**Selected text:**
——

The stimulus presentations and the collection of participant responses was performed by an Apple Mac Pro computer (Dual Quad-Core processors, with ATI Radeon HD 5770 hardware-accelerated graphics) using an Apple 27-inch LED Cinema Display. The monitor was located at a 60-cm viewing distance.

Stimulus displays

The experimental stimuli were cast shadows of natural solid objects (bell peppers, Capsicum annuum). The five particular bell pepper replicas used in the current study (see Fig. 1) were a subset of the 12 objects originally created by Norman, Norman, Clayton, Lianekhammy, and Zielke (2004a). Eighty shadows of each of the five objects (each object was rotated in depth over a range of 360 degrees in angular increments of 4.5 degrees) were cast onto a flat surface (see Norman et al., 2009) and recorded using a Nikon Coolpix 995 digital camera; the resulting images had a resolution of 1,024 × 768 pixels. The object shadows were viewed through two stationary narrow slits (always 4-mm wide). On each trial, the slits were randomly offset (left and right) from the center of the stimulus by 20 to 32 mm; therefore, the two slits were randomly separated by 40 to 64 mm (this procedure produced additional stimulus variation that was independent of the depicted object shadows; thus, when a particular object was presented multiple times during the experiment, each stimulus image or apparent motion sequence was unique). The occluding surface into which the slits were cut was colored blue, while the background and cast shadow colors were white and black, respectively. Example stimulus images are shown in Fig. 2. In the representative stimulus images depicted in Fig. 2 (bottom row), the occluding surface hides 92.5% of the object shadows; therefore, only about 7.5% of the stimulus object shadows were visible through the anorthoscopic slits/apertures.

——

**Visual layout records:**
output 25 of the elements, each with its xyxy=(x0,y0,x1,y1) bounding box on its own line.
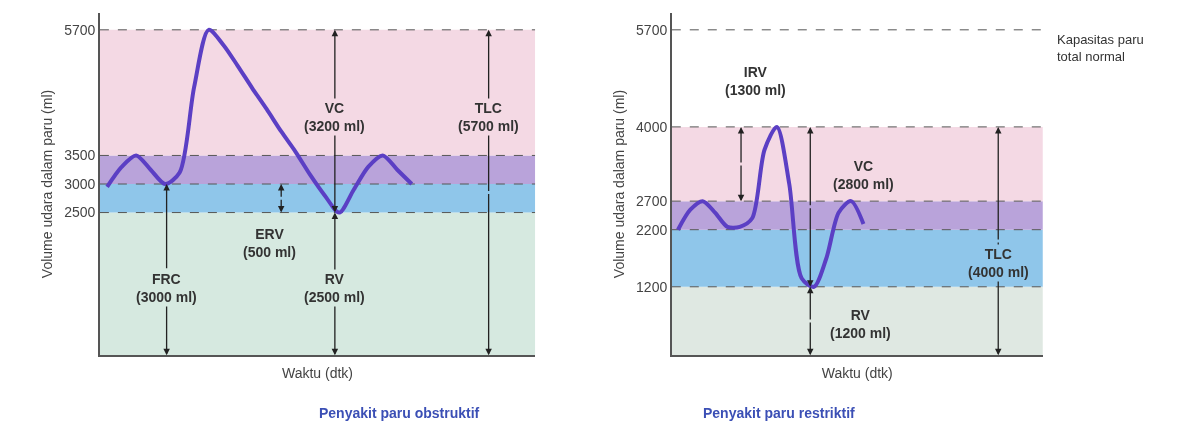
y-tick-label: 3000 xyxy=(64,175,96,192)
y-tick-label: 5700 xyxy=(64,21,96,38)
text: Penyakit paru restriktif xyxy=(703,405,856,421)
y-tick-label: 1200 xyxy=(636,278,668,295)
annotation: ERV (500 ml) xyxy=(243,226,296,261)
y-tick-label: 5700 xyxy=(636,21,668,38)
x-axis-title: Waktu (dtk) xyxy=(821,364,893,381)
annotation: RV (1200 ml) xyxy=(830,307,891,342)
annotation: TLC (4000 ml) xyxy=(968,246,1029,281)
y-axis-title: Volume udara dalam paru (ml) xyxy=(611,89,628,279)
annotation: VC (3200 ml) xyxy=(304,100,365,135)
y-tick-label: 2200 xyxy=(636,221,668,238)
ref-line-label: Kapasitas paru total normal xyxy=(1057,32,1144,64)
y-tick-label: 4000 xyxy=(636,118,668,135)
annotation: RV (2500 ml) xyxy=(304,271,365,306)
y-tick-label: 2500 xyxy=(64,204,96,221)
annotation: FRC (3000 ml) xyxy=(136,271,197,306)
y-tick-label: 3500 xyxy=(64,147,96,164)
annotation: IRV (1300 ml) xyxy=(725,64,786,99)
text: Penyakit paru obstruktif xyxy=(319,405,480,421)
y-tick-label: 2700 xyxy=(636,193,668,210)
x-axis-title: Waktu (dtk) xyxy=(281,364,353,381)
annotation: TLC (5700 ml) xyxy=(458,100,519,135)
annotation: VC (2800 ml) xyxy=(833,158,894,193)
y-axis-title: Volume udara dalam paru (ml) xyxy=(39,89,56,279)
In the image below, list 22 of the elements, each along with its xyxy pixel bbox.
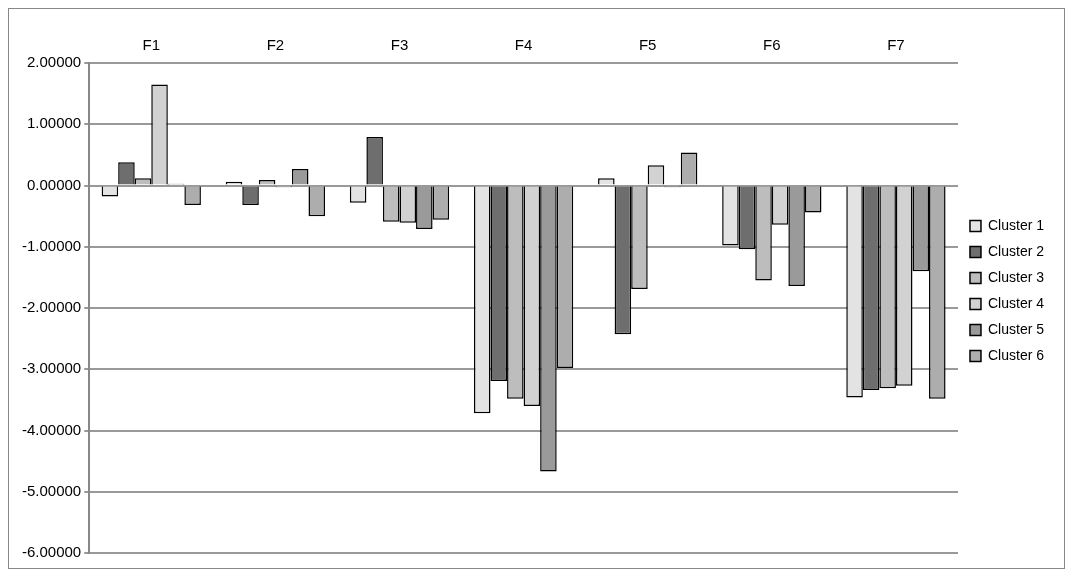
y-tick-label: 1.00000 [26,114,82,132]
y-tick-label: -6.00000 [22,543,82,561]
x-tick-label: F6 [763,36,781,54]
y-tick-label: -1.00000 [22,236,82,254]
x-tick-label: F4 [514,36,533,54]
y-tick-label: -4.00000 [22,420,82,438]
legend-label: Cluster 4 [987,294,1045,311]
x-tick-label: F1 [142,36,161,54]
legend-label: Cluster 1 [987,216,1045,233]
x-tick-label: F3 [390,36,409,54]
y-tick-label: 0.00000 [26,175,82,193]
y-tick-label: -5.00000 [22,481,82,499]
y-tick-label: -2.00000 [22,298,82,316]
x-tick-label: F2 [266,36,285,54]
y-tick-label: -3.00000 [22,359,82,377]
legend-label: Cluster 6 [987,346,1045,363]
y-tick-label: 2.00000 [26,53,82,71]
x-tick-label: F5 [638,36,657,54]
legend-label: Cluster 3 [987,268,1045,285]
legend-label: Cluster 2 [987,242,1045,259]
x-tick-label: F7 [887,36,905,54]
legend-label: Cluster 5 [987,320,1045,337]
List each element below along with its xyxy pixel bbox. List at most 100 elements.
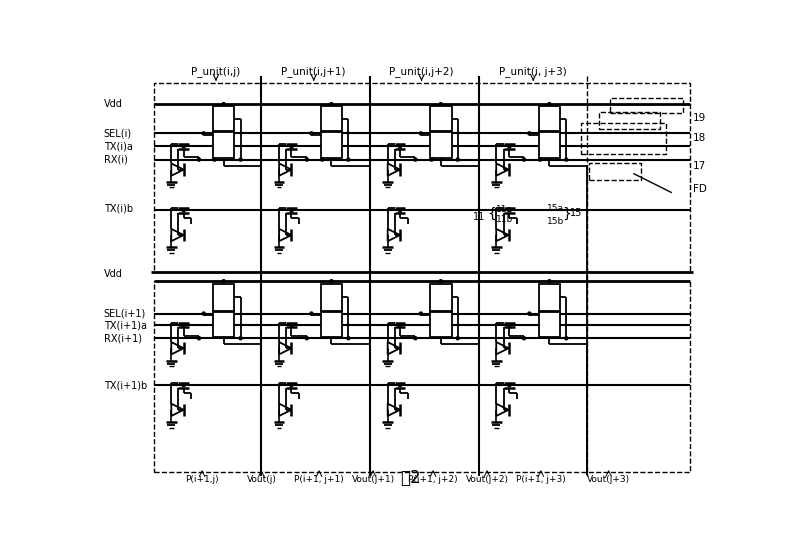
Circle shape (330, 103, 333, 106)
Text: P(i+1, j+3): P(i+1, j+3) (516, 475, 566, 484)
Circle shape (310, 312, 313, 315)
Circle shape (182, 324, 185, 327)
Text: TX(i)b: TX(i)b (103, 203, 133, 213)
Circle shape (290, 145, 293, 148)
Text: }: } (562, 206, 571, 220)
Circle shape (398, 145, 402, 148)
Text: TX(i+1)b: TX(i+1)b (103, 380, 146, 390)
Circle shape (182, 209, 185, 212)
Circle shape (306, 337, 308, 340)
Text: SEL(i): SEL(i) (103, 129, 132, 138)
Circle shape (321, 158, 324, 161)
Circle shape (347, 158, 350, 161)
Text: TX(i)a: TX(i)a (103, 142, 133, 152)
Circle shape (222, 280, 226, 283)
Bar (581, 124, 666, 154)
Text: P_unit(i,j): P_unit(i,j) (191, 66, 241, 77)
Circle shape (239, 158, 242, 161)
Circle shape (528, 132, 531, 135)
Bar (154, 281, 690, 472)
Circle shape (414, 158, 417, 161)
Text: 11: 11 (474, 212, 486, 222)
Text: {: { (487, 206, 496, 220)
Text: 18: 18 (693, 133, 706, 143)
Text: P_unit(i,j+1): P_unit(i,j+1) (282, 66, 346, 77)
Circle shape (548, 280, 551, 283)
Bar (538, 283, 560, 311)
Circle shape (419, 132, 422, 135)
Bar (154, 83, 690, 272)
Text: 15: 15 (570, 208, 582, 218)
Circle shape (565, 158, 568, 161)
Circle shape (538, 158, 542, 161)
Text: 15b: 15b (547, 217, 564, 226)
Circle shape (430, 158, 433, 161)
Circle shape (548, 103, 551, 106)
Circle shape (182, 145, 185, 148)
Bar (430, 283, 451, 311)
Circle shape (310, 132, 313, 135)
Text: Vdd: Vdd (103, 99, 122, 109)
Bar (321, 132, 342, 158)
Circle shape (213, 158, 216, 161)
Circle shape (290, 383, 293, 387)
Circle shape (290, 324, 293, 327)
Circle shape (528, 312, 531, 315)
Bar (321, 107, 342, 131)
Circle shape (508, 383, 511, 387)
Circle shape (419, 312, 422, 315)
Circle shape (398, 383, 402, 387)
Bar (321, 312, 342, 337)
Circle shape (398, 324, 402, 327)
Text: Vdd: Vdd (103, 269, 122, 278)
Text: 19: 19 (693, 113, 706, 123)
Circle shape (347, 337, 350, 340)
Bar (538, 132, 560, 158)
Circle shape (202, 312, 205, 315)
Text: Vout(j+3): Vout(j+3) (587, 475, 630, 484)
Circle shape (398, 209, 402, 212)
Circle shape (508, 209, 511, 212)
Bar (430, 312, 451, 337)
Text: SEL(i+1): SEL(i+1) (103, 309, 146, 318)
Circle shape (508, 324, 511, 327)
Bar (213, 283, 234, 311)
Text: P(i+1,j): P(i+1,j) (186, 475, 219, 484)
Bar (538, 312, 560, 337)
Circle shape (439, 280, 442, 283)
Text: Vout(j+2): Vout(j+2) (466, 475, 509, 484)
Circle shape (565, 337, 568, 340)
Circle shape (198, 158, 201, 161)
Text: 17: 17 (693, 161, 706, 171)
Text: P(i+1, j+2): P(i+1, j+2) (408, 475, 458, 484)
Text: P(i+1, j+1): P(i+1, j+1) (294, 475, 344, 484)
Circle shape (414, 337, 417, 340)
Text: 11a: 11a (496, 205, 514, 214)
Circle shape (290, 209, 293, 212)
Bar (430, 132, 451, 158)
Text: Vout(j): Vout(j) (246, 475, 276, 484)
Text: 11b: 11b (496, 215, 514, 224)
Text: FD: FD (693, 184, 706, 194)
Circle shape (456, 158, 459, 161)
Bar (213, 132, 234, 158)
Bar (538, 107, 560, 131)
Circle shape (239, 337, 242, 340)
Circle shape (222, 103, 226, 106)
Circle shape (330, 280, 333, 283)
Bar (610, 98, 683, 113)
Circle shape (522, 337, 526, 340)
Bar (321, 283, 342, 311)
Text: RX(i): RX(i) (103, 155, 127, 165)
Text: P_unit(i,j+2): P_unit(i,j+2) (390, 66, 454, 77)
Circle shape (202, 132, 205, 135)
Bar (213, 107, 234, 131)
Circle shape (439, 103, 442, 106)
Circle shape (306, 158, 308, 161)
Bar (589, 162, 641, 179)
Text: 15a: 15a (547, 203, 564, 213)
Text: RX(i+1): RX(i+1) (103, 333, 142, 343)
Circle shape (522, 158, 526, 161)
Text: Vout(j+1): Vout(j+1) (351, 475, 394, 484)
Text: P_unit(i, j+3): P_unit(i, j+3) (499, 66, 567, 77)
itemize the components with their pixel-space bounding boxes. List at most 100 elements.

——

**Problems and tasks:**
1 - Say whether each statement agrees with the bell pepper shadow passage, answering yes or no and quoting the words that decide it: (a) The slits were always 4 mm wide. (b) The monitor sat 50 cm from the viewer. (c) The occluding surface was colored white.
2 - Carry on the bell pepper shadow passage, picking up after its final sentence.
These lines have nothing to do with the bell pepper shadow passage.

**Expected answers:**
1 -
(a) Yes: "always 4-mm wide"
(b) No: "The monitor was located at a 60-cm viewing distance."
(c) No: "The occluding surface into which the slits were cut was colored blue"

2 -
Fig. 1
figure 1

Photograph of the five natural objects (plastic replicas of bell peppers, Capsicum annuum) that were used to generate the static and deforming cast shadows that the observers viewed anorthoscopically. The five stimulus objects (1–5 are arranged left to right) are shown with their rotation axes (metal rods). These five objects are a subset of the 12 objects originally created by Norman, Norman, et al. (2004a)

Fig. 2
figure 2

Representative stimulus images are illustrated in the bottom row; the entire corresponding object shadows are visible in the top row (in both rows, Objects 1–5 are arranged left to right). In these example stimulus images, the occluding surface hides 92.5% of the object shadows; therefore, only about 7.5% of the stimulus object shadows were visible to the observers during the experimental trials

Procedure

There were two main conditions. In one condition (stationary), observers were shown a single cast shadow (where the orientation of the object about a Cartesian vertical axis was randomly determined) and were required to identify the object (1–5; see Figs. 1 and 2). In the other condition (moving), observers viewed apparent motion sequences of cast shadows (depicting a solid object rotating in depth about a Cartesian vertical axis; the rotation axis of each object can be seen in Fig. 1) and were required to perform the same identification task (the initial orientation of the objects, at the beginning of the apparent motion sequences, was randomly determined). The order of object presentations (Objects 1–5) was determined completely at random. The duration of each stimulus presentation (moving or stationary) was 3.0 seconds. In the moving condition, the individual frames of the apparent motion sequences were updated at 60 Hz (thus, 180 total frames were presented), and the depicted objects rotated 2.25 revolutions during the 3.0-second stimulus presentation.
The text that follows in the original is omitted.